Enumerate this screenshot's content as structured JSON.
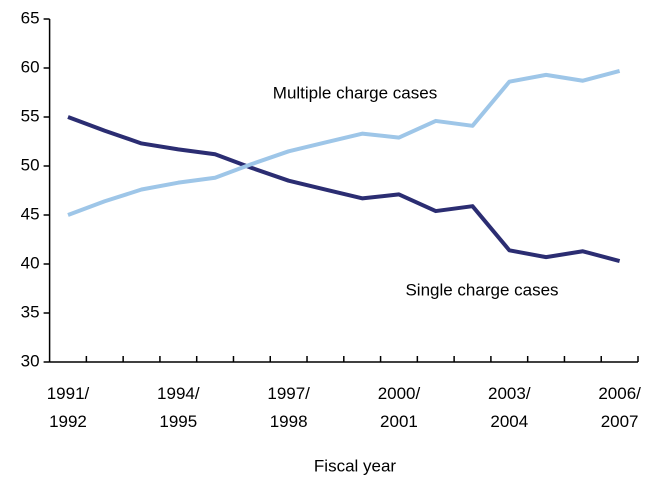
{
  "chart_data": {
    "type": "line",
    "x_label": "Fiscal year",
    "categories": [
      "1991/1992",
      null,
      null,
      "1994/1995",
      null,
      null,
      "1997/1998",
      null,
      null,
      "2000/2001",
      null,
      null,
      "2003/2004",
      null,
      null,
      "2006/2007"
    ],
    "series": [
      {
        "name": "Single charge cases",
        "color": "#2b2d72",
        "values": [
          55.0,
          53.6,
          52.3,
          51.7,
          51.2,
          49.8,
          48.5,
          47.6,
          46.7,
          47.1,
          45.4,
          45.9,
          41.4,
          40.7,
          41.3,
          40.3
        ]
      },
      {
        "name": "Multiple charge cases",
        "color": "#9ec6e8",
        "values": [
          45.0,
          46.4,
          47.6,
          48.3,
          48.8,
          50.2,
          51.5,
          52.4,
          53.3,
          52.9,
          54.6,
          54.1,
          58.6,
          59.3,
          58.7,
          59.7
        ]
      }
    ],
    "ylim": [
      30,
      65
    ],
    "yticks": [
      30,
      35,
      40,
      45,
      50,
      55,
      60,
      65
    ]
  }
}
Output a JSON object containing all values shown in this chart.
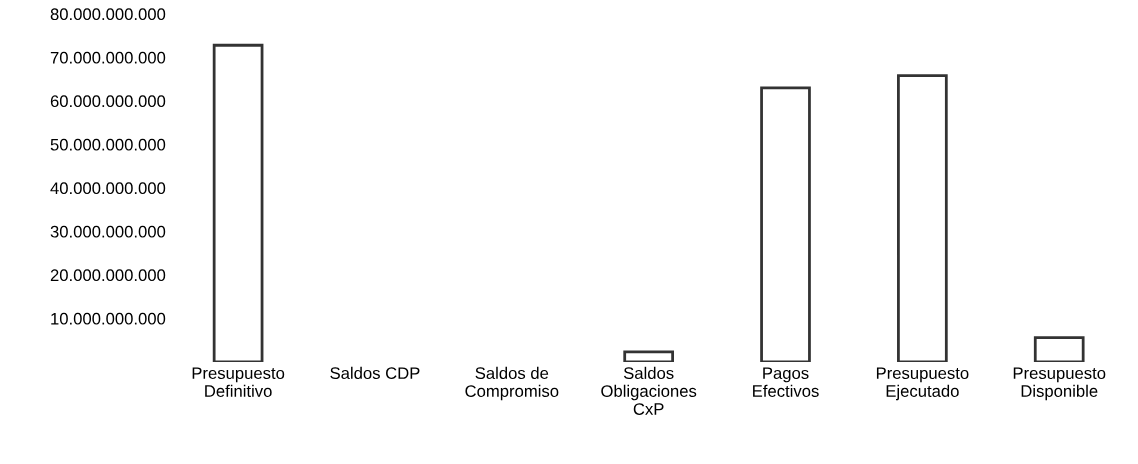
{
  "chart_data": {
    "type": "bar",
    "categories": [
      "Presupuesto\nDefinitivo",
      "Saldos CDP",
      "Saldos de\nCompromiso",
      "Saldos\nObligaciones\nCxP",
      "Pagos\nEfectivos",
      "Presupuesto\nEjecutado",
      "Presupuesto\nDisponible"
    ],
    "values": [
      72800000000,
      0,
      0,
      2300000000,
      63000000000,
      65800000000,
      5600000000
    ],
    "color": "#ffffff",
    "ylim": [
      0,
      80000000000
    ],
    "yticks": [
      {
        "value": 10000000000,
        "label": "10.000.000.000"
      },
      {
        "value": 20000000000,
        "label": "20.000.000.000"
      },
      {
        "value": 30000000000,
        "label": "30.000.000.000"
      },
      {
        "value": 40000000000,
        "label": "40.000.000.000"
      },
      {
        "value": 50000000000,
        "label": "50.000.000.000"
      },
      {
        "value": 60000000000,
        "label": "60.000.000.000"
      },
      {
        "value": 70000000000,
        "label": "70.000.000.000"
      },
      {
        "value": 80000000000,
        "label": "80.000.000.000"
      }
    ],
    "grid": false
  }
}
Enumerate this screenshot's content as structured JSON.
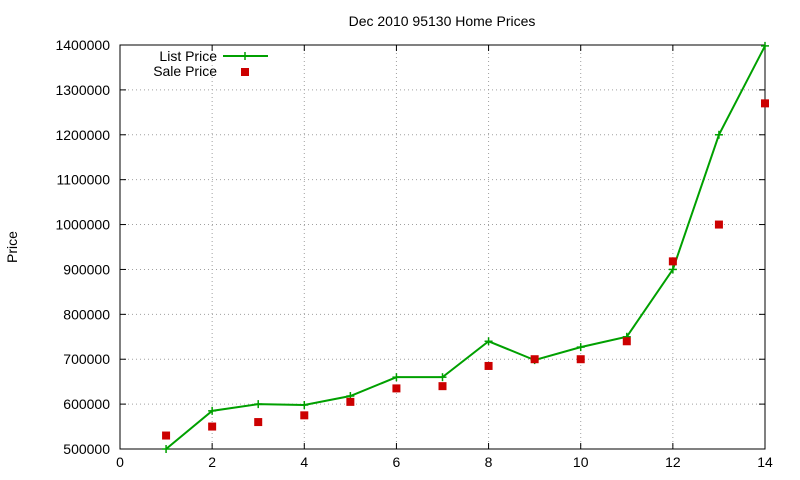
{
  "chart_data": {
    "type": "line",
    "title": "Dec 2010 95130 Home Prices",
    "xlabel": "",
    "ylabel": "Price",
    "xlim": [
      0,
      14
    ],
    "ylim": [
      500000,
      1400000
    ],
    "xticks": [
      0,
      2,
      4,
      6,
      8,
      10,
      12,
      14
    ],
    "yticks": [
      500000,
      600000,
      700000,
      800000,
      900000,
      1000000,
      1100000,
      1200000,
      1300000,
      1400000
    ],
    "grid": true,
    "legend_position": "top-left",
    "series": [
      {
        "name": "List Price",
        "style": "line+points",
        "color": "#00a000",
        "x": [
          1,
          2,
          3,
          4,
          5,
          6,
          7,
          8,
          9,
          10,
          11,
          12,
          13,
          14
        ],
        "y": [
          500000,
          585000,
          600000,
          598000,
          618000,
          660000,
          660000,
          740000,
          698000,
          727000,
          750000,
          900000,
          1200000,
          1398000
        ]
      },
      {
        "name": "Sale Price",
        "style": "points",
        "color": "#cc0000",
        "x": [
          1,
          2,
          3,
          4,
          5,
          6,
          7,
          8,
          9,
          10,
          11,
          12,
          13,
          14
        ],
        "y": [
          530000,
          550000,
          560000,
          575000,
          605000,
          635000,
          640000,
          685000,
          700000,
          700000,
          740000,
          918000,
          1000000,
          1270000
        ]
      }
    ]
  }
}
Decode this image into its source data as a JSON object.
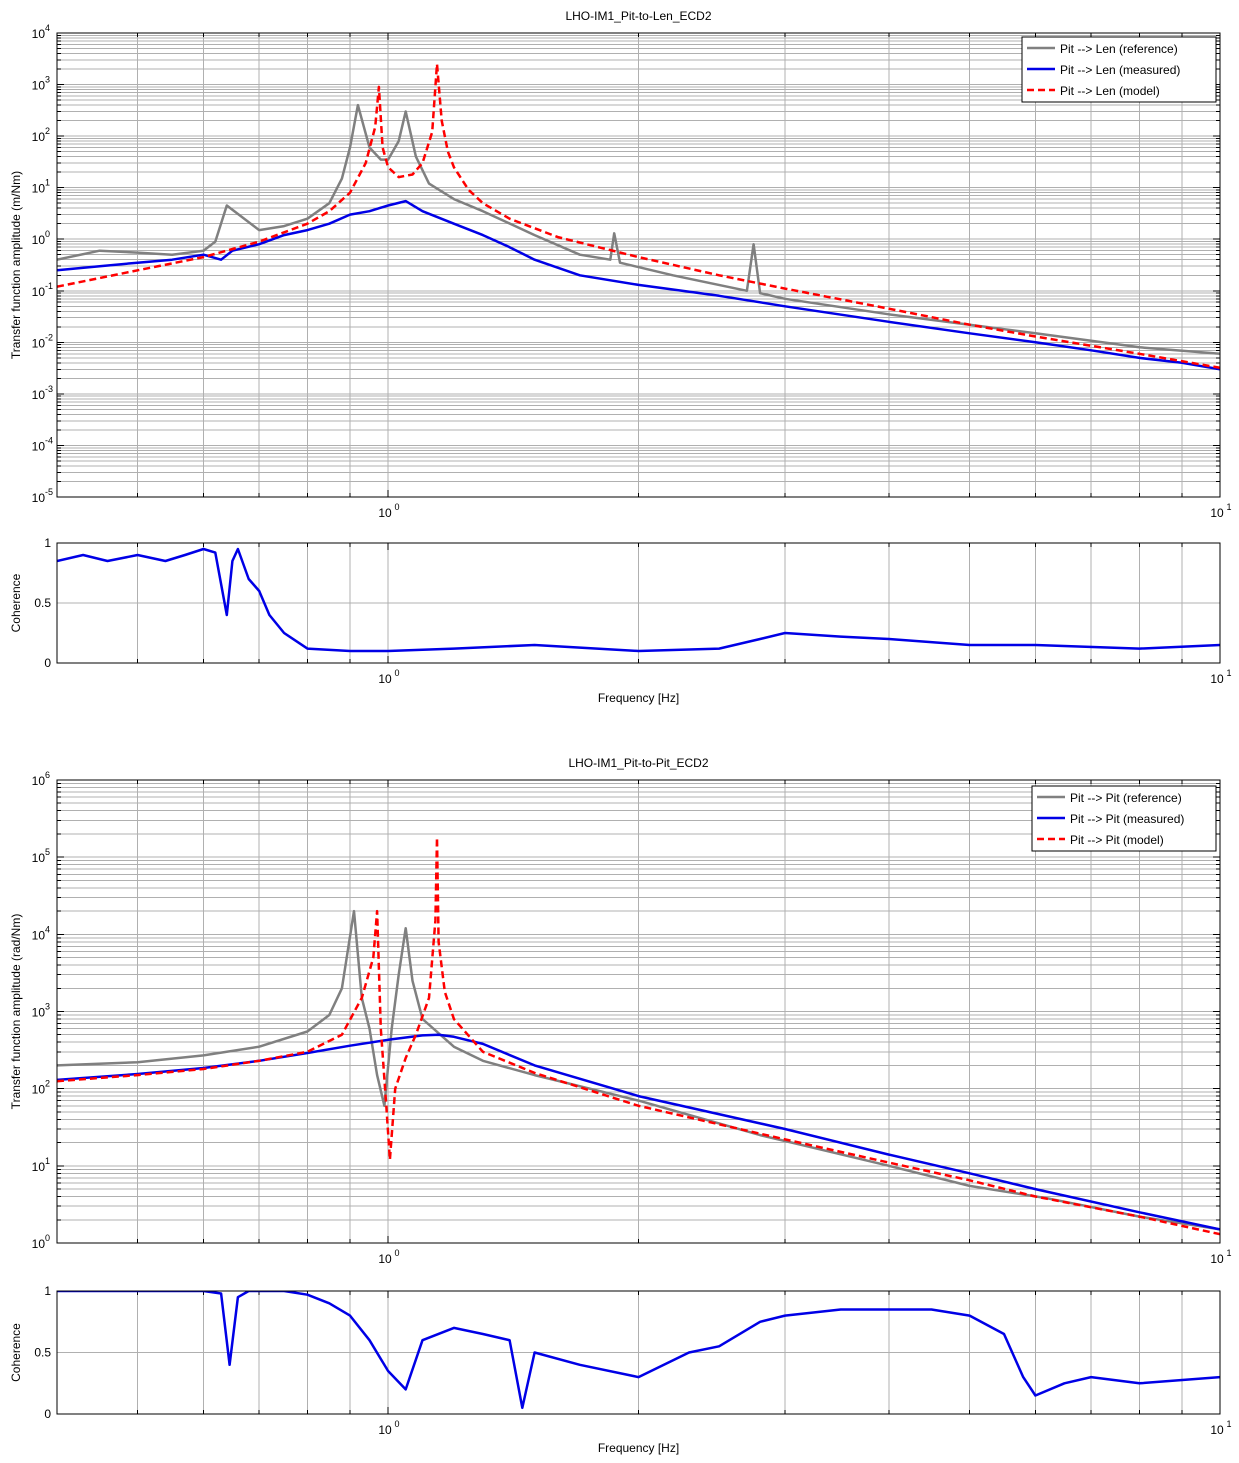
{
  "chart_data": [
    {
      "type": "line",
      "title": "LHO-IM1_Pit-to-Len_ECD2",
      "ylabel": "Transfer function amplitude (m/Nm)",
      "xlabel": "",
      "xscale": "log",
      "yscale": "log",
      "xlim": [
        0.4,
        10
      ],
      "ylim": [
        1e-05,
        10000
      ],
      "grid": true,
      "legend_position": "top-right",
      "xticks": [
        {
          "value": 1,
          "base": "10",
          "exp": "0"
        },
        {
          "value": 10,
          "base": "10",
          "exp": "1"
        }
      ],
      "yticks": [
        {
          "value": 1e-05,
          "base": "10",
          "exp": "-5"
        },
        {
          "value": 0.0001,
          "base": "10",
          "exp": "-4"
        },
        {
          "value": 0.001,
          "base": "10",
          "exp": "-3"
        },
        {
          "value": 0.01,
          "base": "10",
          "exp": "-2"
        },
        {
          "value": 0.1,
          "base": "10",
          "exp": "-1"
        },
        {
          "value": 1,
          "base": "10",
          "exp": "0"
        },
        {
          "value": 10,
          "base": "10",
          "exp": "1"
        },
        {
          "value": 100,
          "base": "10",
          "exp": "2"
        },
        {
          "value": 1000,
          "base": "10",
          "exp": "3"
        },
        {
          "value": 10000,
          "base": "10",
          "exp": "4"
        }
      ],
      "series": [
        {
          "name": "Pit --> Len (reference)",
          "color": "#808080",
          "style": "solid",
          "x": [
            0.4,
            0.45,
            0.5,
            0.55,
            0.6,
            0.62,
            0.64,
            0.7,
            0.75,
            0.8,
            0.85,
            0.88,
            0.9,
            0.92,
            0.95,
            0.98,
            1.0,
            1.03,
            1.05,
            1.08,
            1.12,
            1.2,
            1.3,
            1.5,
            1.7,
            1.85,
            1.87,
            1.9,
            2.2,
            2.7,
            2.75,
            2.8,
            3.0,
            4.0,
            5.0,
            6.0,
            8.0,
            10.0
          ],
          "y": [
            0.4,
            0.6,
            0.55,
            0.5,
            0.6,
            0.9,
            4.5,
            1.5,
            1.8,
            2.5,
            5,
            15,
            60,
            400,
            60,
            35,
            35,
            80,
            300,
            40,
            12,
            6,
            3.5,
            1.2,
            0.5,
            0.4,
            1.3,
            0.35,
            0.2,
            0.1,
            0.8,
            0.09,
            0.07,
            0.035,
            0.022,
            0.015,
            0.008,
            0.006
          ]
        },
        {
          "name": "Pit --> Len (measured)",
          "color": "#0000e6",
          "style": "solid",
          "x": [
            0.4,
            0.45,
            0.5,
            0.55,
            0.6,
            0.63,
            0.65,
            0.7,
            0.75,
            0.8,
            0.85,
            0.9,
            0.95,
            1.0,
            1.05,
            1.1,
            1.2,
            1.3,
            1.4,
            1.5,
            1.7,
            2.0,
            2.5,
            3.0,
            4.0,
            5.0,
            6.0,
            7.0,
            8.0,
            9.0,
            10.0
          ],
          "y": [
            0.25,
            0.3,
            0.35,
            0.4,
            0.5,
            0.4,
            0.6,
            0.8,
            1.2,
            1.5,
            2,
            3,
            3.5,
            4.5,
            5.5,
            3.5,
            2,
            1.2,
            0.7,
            0.4,
            0.2,
            0.13,
            0.08,
            0.05,
            0.025,
            0.015,
            0.01,
            0.007,
            0.005,
            0.004,
            0.003
          ]
        },
        {
          "name": "Pit --> Len (model)",
          "color": "#ff0000",
          "style": "dashed",
          "x": [
            0.4,
            0.5,
            0.6,
            0.7,
            0.8,
            0.85,
            0.9,
            0.94,
            0.965,
            0.975,
            0.985,
            1.0,
            1.03,
            1.07,
            1.1,
            1.13,
            1.145,
            1.16,
            1.18,
            1.2,
            1.25,
            1.3,
            1.4,
            1.6,
            2.0,
            2.5,
            3.0,
            4.0,
            5.0,
            6.0,
            8.0,
            10.0
          ],
          "y": [
            0.12,
            0.25,
            0.45,
            0.9,
            2,
            3.5,
            8,
            30,
            150,
            900,
            60,
            25,
            16,
            18,
            30,
            120,
            2500,
            200,
            50,
            25,
            9,
            5,
            2.5,
            1.1,
            0.45,
            0.2,
            0.11,
            0.045,
            0.022,
            0.013,
            0.006,
            0.0032
          ]
        }
      ]
    },
    {
      "type": "line",
      "title": "",
      "ylabel": "Coherence",
      "xlabel": "Frequency [Hz]",
      "xscale": "log",
      "yscale": "linear",
      "xlim": [
        0.4,
        10
      ],
      "ylim": [
        0,
        1
      ],
      "grid": true,
      "xticks": [
        {
          "value": 1,
          "base": "10",
          "exp": "0"
        },
        {
          "value": 10,
          "base": "10",
          "exp": "1"
        }
      ],
      "yticks": [
        {
          "value": 0,
          "label": "0"
        },
        {
          "value": 0.5,
          "label": "0.5"
        },
        {
          "value": 1,
          "label": "1"
        }
      ],
      "series": [
        {
          "name": "",
          "color": "#0000e6",
          "style": "solid",
          "x": [
            0.4,
            0.43,
            0.46,
            0.5,
            0.54,
            0.57,
            0.6,
            0.62,
            0.64,
            0.65,
            0.66,
            0.68,
            0.7,
            0.72,
            0.75,
            0.8,
            0.9,
            1.0,
            1.2,
            1.5,
            2.0,
            2.5,
            2.8,
            3.0,
            3.5,
            4.0,
            5.0,
            6.0,
            8.0,
            10.0
          ],
          "y": [
            0.85,
            0.9,
            0.85,
            0.9,
            0.85,
            0.9,
            0.95,
            0.92,
            0.4,
            0.85,
            0.95,
            0.7,
            0.6,
            0.4,
            0.25,
            0.12,
            0.1,
            0.1,
            0.12,
            0.15,
            0.1,
            0.12,
            0.2,
            0.25,
            0.22,
            0.2,
            0.15,
            0.15,
            0.12,
            0.15
          ]
        }
      ]
    },
    {
      "type": "line",
      "title": "LHO-IM1_Pit-to-Pit_ECD2",
      "ylabel": "Transfer function amplitude (rad/Nm)",
      "xlabel": "",
      "xscale": "log",
      "yscale": "log",
      "xlim": [
        0.4,
        10
      ],
      "ylim": [
        1,
        1000000
      ],
      "grid": true,
      "legend_position": "top-right",
      "xticks": [
        {
          "value": 1,
          "base": "10",
          "exp": "0"
        },
        {
          "value": 10,
          "base": "10",
          "exp": "1"
        }
      ],
      "yticks": [
        {
          "value": 1,
          "base": "10",
          "exp": "0"
        },
        {
          "value": 10,
          "base": "10",
          "exp": "1"
        },
        {
          "value": 100,
          "base": "10",
          "exp": "2"
        },
        {
          "value": 1000,
          "base": "10",
          "exp": "3"
        },
        {
          "value": 10000,
          "base": "10",
          "exp": "4"
        },
        {
          "value": 100000,
          "base": "10",
          "exp": "5"
        },
        {
          "value": 1000000,
          "base": "10",
          "exp": "6"
        }
      ],
      "series": [
        {
          "name": "Pit --> Pit (reference)",
          "color": "#808080",
          "style": "solid",
          "x": [
            0.4,
            0.5,
            0.6,
            0.7,
            0.8,
            0.85,
            0.88,
            0.91,
            0.93,
            0.95,
            0.97,
            0.99,
            1.01,
            1.03,
            1.05,
            1.07,
            1.1,
            1.2,
            1.3,
            1.5,
            2.0,
            2.8,
            3.0,
            4.0,
            5.0,
            6.2,
            8.0,
            10.0
          ],
          "y": [
            200,
            220,
            270,
            350,
            550,
            900,
            2000,
            20000,
            1500,
            600,
            150,
            60,
            600,
            3000,
            12000,
            2500,
            800,
            350,
            230,
            150,
            70,
            25,
            21,
            10,
            5.5,
            3.8,
            2.2,
            1.5
          ]
        },
        {
          "name": "Pit --> Pit (measured)",
          "color": "#0000e6",
          "style": "solid",
          "x": [
            0.4,
            0.5,
            0.6,
            0.7,
            0.8,
            0.9,
            1.0,
            1.1,
            1.15,
            1.2,
            1.3,
            1.5,
            2.0,
            3.0,
            4.0,
            5.0,
            6.0,
            8.0,
            10.0
          ],
          "y": [
            130,
            155,
            185,
            230,
            290,
            360,
            430,
            490,
            500,
            470,
            380,
            200,
            80,
            30,
            14,
            8,
            5,
            2.5,
            1.5
          ]
        },
        {
          "name": "Pit --> Pit (model)",
          "color": "#ff0000",
          "style": "dashed",
          "x": [
            0.4,
            0.5,
            0.6,
            0.7,
            0.8,
            0.88,
            0.93,
            0.96,
            0.97,
            0.98,
            0.995,
            1.005,
            1.02,
            1.05,
            1.08,
            1.12,
            1.14,
            1.145,
            1.15,
            1.17,
            1.2,
            1.3,
            1.5,
            2.0,
            3.0,
            4.0,
            5.0,
            6.0,
            8.0,
            10.0
          ],
          "y": [
            125,
            150,
            180,
            230,
            300,
            500,
            1500,
            5000,
            20000,
            600,
            60,
            12,
            100,
            250,
            500,
            1500,
            15000,
            180000,
            8000,
            1800,
            800,
            300,
            160,
            60,
            22,
            11,
            6.5,
            4,
            2.2,
            1.3
          ]
        }
      ]
    },
    {
      "type": "line",
      "title": "",
      "ylabel": "Coherence",
      "xlabel": "Frequency [Hz]",
      "xscale": "log",
      "yscale": "linear",
      "xlim": [
        0.4,
        10
      ],
      "ylim": [
        0,
        1
      ],
      "grid": true,
      "xticks": [
        {
          "value": 1,
          "base": "10",
          "exp": "0"
        },
        {
          "value": 10,
          "base": "10",
          "exp": "1"
        }
      ],
      "yticks": [
        {
          "value": 0,
          "label": "0"
        },
        {
          "value": 0.5,
          "label": "0.5"
        },
        {
          "value": 1,
          "label": "1"
        }
      ],
      "series": [
        {
          "name": "",
          "color": "#0000e6",
          "style": "solid",
          "x": [
            0.4,
            0.5,
            0.6,
            0.63,
            0.645,
            0.66,
            0.68,
            0.75,
            0.8,
            0.85,
            0.9,
            0.95,
            1.0,
            1.05,
            1.1,
            1.2,
            1.3,
            1.4,
            1.45,
            1.5,
            1.7,
            2.0,
            2.3,
            2.5,
            2.8,
            3.0,
            3.5,
            4.0,
            4.5,
            5.0,
            5.5,
            5.8,
            6.0,
            6.5,
            7.0,
            8.0,
            10.0
          ],
          "y": [
            1,
            1,
            1,
            0.98,
            0.4,
            0.95,
            1,
            1,
            0.97,
            0.9,
            0.8,
            0.6,
            0.35,
            0.2,
            0.6,
            0.7,
            0.65,
            0.6,
            0.05,
            0.5,
            0.4,
            0.3,
            0.5,
            0.55,
            0.75,
            0.8,
            0.85,
            0.85,
            0.85,
            0.8,
            0.65,
            0.3,
            0.15,
            0.25,
            0.3,
            0.25,
            0.3
          ]
        }
      ]
    }
  ]
}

**Required task:** Isolate the lines above that contain the word "reference" and copy them.

**Response to this task:**
          "name": "Pit --> Len (reference)",
          "name": "Pit --> Pit (reference)",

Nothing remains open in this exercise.